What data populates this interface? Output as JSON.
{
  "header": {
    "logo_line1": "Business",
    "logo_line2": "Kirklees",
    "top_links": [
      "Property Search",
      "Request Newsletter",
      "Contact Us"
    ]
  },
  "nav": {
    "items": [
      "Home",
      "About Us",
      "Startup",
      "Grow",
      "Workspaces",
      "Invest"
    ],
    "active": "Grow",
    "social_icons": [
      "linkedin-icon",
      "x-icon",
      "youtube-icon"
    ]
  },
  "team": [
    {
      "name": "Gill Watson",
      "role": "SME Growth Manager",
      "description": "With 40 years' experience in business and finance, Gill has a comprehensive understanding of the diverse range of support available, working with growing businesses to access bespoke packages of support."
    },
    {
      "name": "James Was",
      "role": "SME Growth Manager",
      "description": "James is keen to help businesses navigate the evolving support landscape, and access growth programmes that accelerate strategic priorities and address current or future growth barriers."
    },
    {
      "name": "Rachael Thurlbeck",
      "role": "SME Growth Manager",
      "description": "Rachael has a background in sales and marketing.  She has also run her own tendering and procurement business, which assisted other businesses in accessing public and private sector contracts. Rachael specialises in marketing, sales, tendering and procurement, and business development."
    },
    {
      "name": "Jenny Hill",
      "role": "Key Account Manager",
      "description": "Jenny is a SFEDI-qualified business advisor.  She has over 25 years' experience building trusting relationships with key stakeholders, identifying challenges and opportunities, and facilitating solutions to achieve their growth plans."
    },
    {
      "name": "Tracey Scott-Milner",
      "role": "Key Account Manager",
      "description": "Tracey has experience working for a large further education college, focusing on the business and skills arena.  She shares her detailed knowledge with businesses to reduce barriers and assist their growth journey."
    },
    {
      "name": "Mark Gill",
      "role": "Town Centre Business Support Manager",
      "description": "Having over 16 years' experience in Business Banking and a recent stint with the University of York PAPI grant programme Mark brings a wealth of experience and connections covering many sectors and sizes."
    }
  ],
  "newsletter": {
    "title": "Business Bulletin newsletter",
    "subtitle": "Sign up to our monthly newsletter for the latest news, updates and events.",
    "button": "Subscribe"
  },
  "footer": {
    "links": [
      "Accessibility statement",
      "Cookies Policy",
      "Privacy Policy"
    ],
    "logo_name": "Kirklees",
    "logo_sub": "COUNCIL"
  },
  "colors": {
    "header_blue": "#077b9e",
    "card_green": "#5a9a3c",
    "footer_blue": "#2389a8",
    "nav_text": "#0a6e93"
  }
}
═══
## To do
Each line in the material above must be retyped without alteration.

## Exercise response
What data populates this interface? Output as JSON.
{
  "header": {
    "logo_line1": "Business",
    "logo_line2": "Kirklees",
    "top_links": [
      "Property Search",
      "Request Newsletter",
      "Contact Us"
    ]
  },
  "nav": {
    "items": [
      "Home",
      "About Us",
      "Startup",
      "Grow",
      "Workspaces",
      "Invest"
    ],
    "active": "Grow",
    "social_icons": [
      "linkedin-icon",
      "x-icon",
      "youtube-icon"
    ]
  },
  "team": [
    {
      "name": "Gill Watson",
      "role": "SME Growth Manager",
      "description": "With 40 years' experience in business and finance, Gill has a comprehensive understanding of the diverse range of support available, working with growing businesses to access bespoke packages of support."
    },
    {
      "name": "James Was",
      "role": "SME Growth Manager",
      "description": "James is keen to help businesses navigate the evolving support landscape, and access growth programmes that accelerate strategic priorities and address current or future growth barriers."
    },
    {
      "name": "Rachael Thurlbeck",
      "role": "SME Growth Manager",
      "description": "Rachael has a background in sales and marketing.  She has also run her own tendering and procurement business, which assisted other businesses in accessing public and private sector contracts. Rachael specialises in marketing, sales, tendering and procurement, and business development."
    },
    {
      "name": "Jenny Hill",
      "role": "Key Account Manager",
      "description": "Jenny is a SFEDI-qualified business advisor.  She has over 25 years' experience building trusting relationships with key stakeholders, identifying challenges and opportunities, and facilitating solutions to achieve their growth plans."
    },
    {
      "name": "Tracey Scott-Milner",
      "role": "Key Account Manager",
      "description": "Tracey has experience working for a large further education college, focusing on the business and skills arena.  She shares her detailed knowledge with businesses to reduce barriers and assist their growth journey."
    },
    {
      "name": "Mark Gill",
      "role": "Town Centre Business Support Manager",
      "description": "Having over 16 years' experience in Business Banking and a recent stint with the University of York PAPI grant programme Mark brings a wealth of experience and connections covering many sectors and sizes."
    }
  ],
  "newsletter": {
    "title": "Business Bulletin newsletter",
    "subtitle": "Sign up to our monthly newsletter for the latest news, updates and events.",
    "button": "Subscribe"
  },
  "footer": {
    "links": [
      "Accessibility statement",
      "Cookies Policy",
      "Privacy Policy"
    ],
    "logo_name": "Kirklees",
    "logo_sub": "COUNCIL"
  },
  "colors": {
    "header_blue": "#077b9e",
    "card_green": "#5a9a3c",
    "footer_blue": "#2389a8",
    "nav_text": "#0a6e93"
  }
}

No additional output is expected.